Rewrite the records from the line with "hero-heading: We're here" up to and including the line with "get-in-touch-button[interactable]: Get in" as a numbered list, leaving out blank lines.
======== RECORDS PROVIDED ========
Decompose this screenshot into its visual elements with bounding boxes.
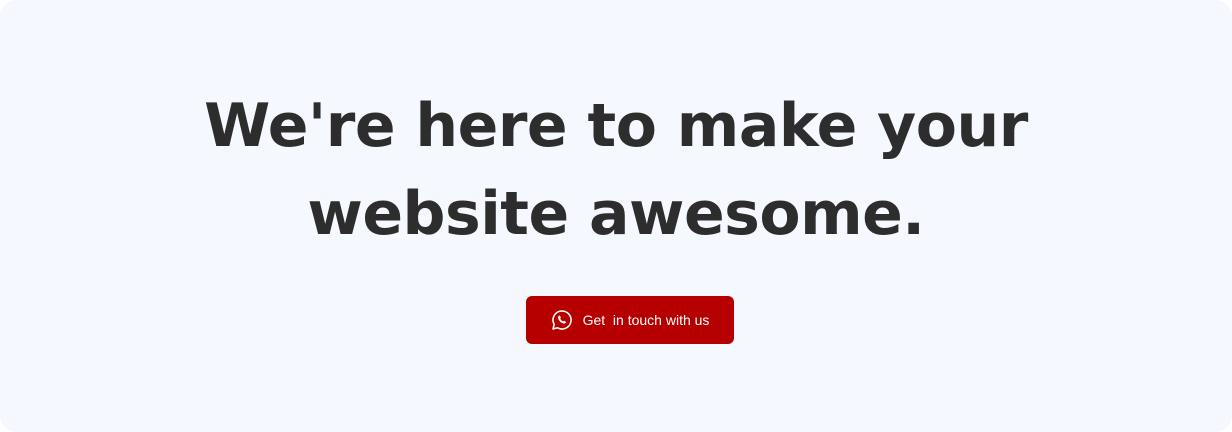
hero-heading: We're here to make your website awesome.: [0, 82, 1232, 258]
whatsapp-icon: [551, 309, 573, 331]
get-in-touch-label: Get in touch with us: [582, 312, 710, 328]
hero-heading-line-1: We're here to make your: [204, 91, 1028, 161]
hero-heading-line-2: website awesome.: [307, 179, 925, 249]
hero-section: We're here to make your website awesome.…: [0, 0, 1232, 432]
get-in-touch-button[interactable]: Get in touch with us: [526, 296, 734, 344]
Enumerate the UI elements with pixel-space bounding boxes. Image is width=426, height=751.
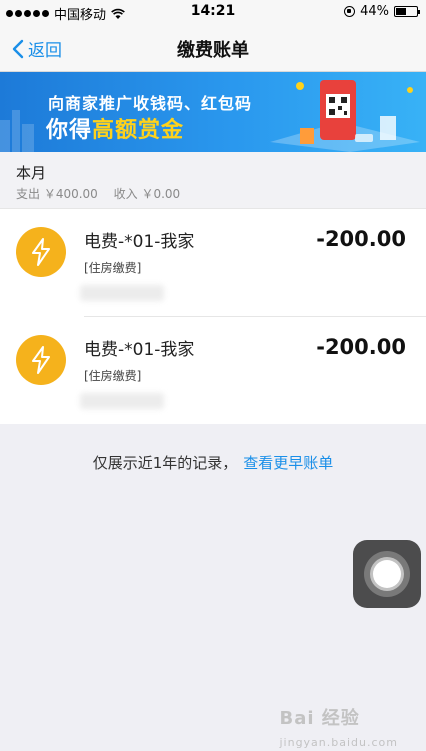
bill-icon — [16, 335, 66, 385]
nav-bar: 返回 缴费账单 — [0, 24, 426, 72]
blurred-date — [80, 393, 164, 409]
bill-amount: -200.00 — [316, 335, 406, 359]
bill-icon — [16, 227, 66, 277]
bill-category: [住房缴费] — [84, 261, 142, 275]
assistive-ring-inner — [373, 560, 401, 588]
month-title: 本月 — [16, 164, 47, 182]
blurred-date — [80, 285, 164, 301]
assistive-touch-button[interactable] — [353, 540, 421, 608]
battery-group: 44% — [344, 4, 420, 19]
status-bar: 中国移动 14:21 44% — [0, 0, 426, 24]
battery-icon — [394, 6, 420, 17]
battery-percent: 44% — [360, 4, 389, 19]
page-title: 缴费账单 — [177, 40, 249, 61]
promo-banner[interactable]: 向商家推广收钱码、红包码 你得高额赏金 — [0, 72, 426, 152]
month-summary: 本月 支出 ￥400.00 收入 ￥0.00 — [0, 152, 426, 208]
expense-total: 支出 ￥400.00 — [16, 187, 98, 201]
bill-item[interactable]: 电费-*01-我家 [住房缴费] -200.00 — [0, 317, 426, 425]
bill-amount: -200.00 — [316, 227, 406, 251]
bill-list: 电费-*01-我家 [住房缴费] -200.00 电费-*01-我家 [住房缴费… — [0, 208, 426, 424]
bill-name: 电费-*01-我家 — [84, 232, 195, 252]
banner-line-2-prefix: 你得 — [46, 118, 93, 143]
lightning-icon — [32, 238, 50, 266]
records-note: 仅展示近1年的记录， 查看更早账单 — [0, 452, 426, 473]
bill-item[interactable]: 电费-*01-我家 [住房缴费] -200.00 — [0, 209, 426, 317]
income-total: 收入 ￥0.00 — [113, 187, 181, 201]
banner-highlight: 高额赏金 — [92, 118, 185, 143]
watermark: Bai 经验 jingyan.baidu.com — [279, 704, 398, 751]
banner-line-2: 你得高额赏金 — [46, 112, 184, 144]
records-note-text: 仅展示近1年的记录， — [92, 454, 238, 472]
bill-name: 电费-*01-我家 — [84, 340, 195, 360]
month-totals: 支出 ￥400.00 收入 ￥0.00 — [16, 185, 192, 202]
rotation-lock-icon — [344, 6, 356, 17]
bill-category: [住房缴费] — [84, 369, 142, 383]
view-earlier-bills-link[interactable]: 查看更早账单 — [243, 454, 333, 472]
watermark-url: jingyan.baidu.com — [279, 736, 398, 749]
banner-line-1: 向商家推广收钱码、红包码 — [48, 94, 253, 113]
lightning-icon — [32, 346, 50, 374]
watermark-text: Bai 经验 — [279, 708, 360, 729]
========
ANSWER TO THIS EXERCISE:
1. hero-heading: We're here to make your website awesome.: [0, 82, 1232, 258]
2. whatsapp-icon: [551, 309, 573, 331]
3. get-in-touch-label: Get in touch with us: [582, 312, 710, 328]
4. hero-heading-line-1: We're here to make your: [204, 91, 1028, 161]
5. hero-heading-line-2: website awesome.: [307, 179, 925, 249]
6. hero-section: We're here to make your website awesome.…: [0, 0, 1232, 432]
7. get-in-touch-button[interactable]: Get in touch with us: [526, 296, 734, 344]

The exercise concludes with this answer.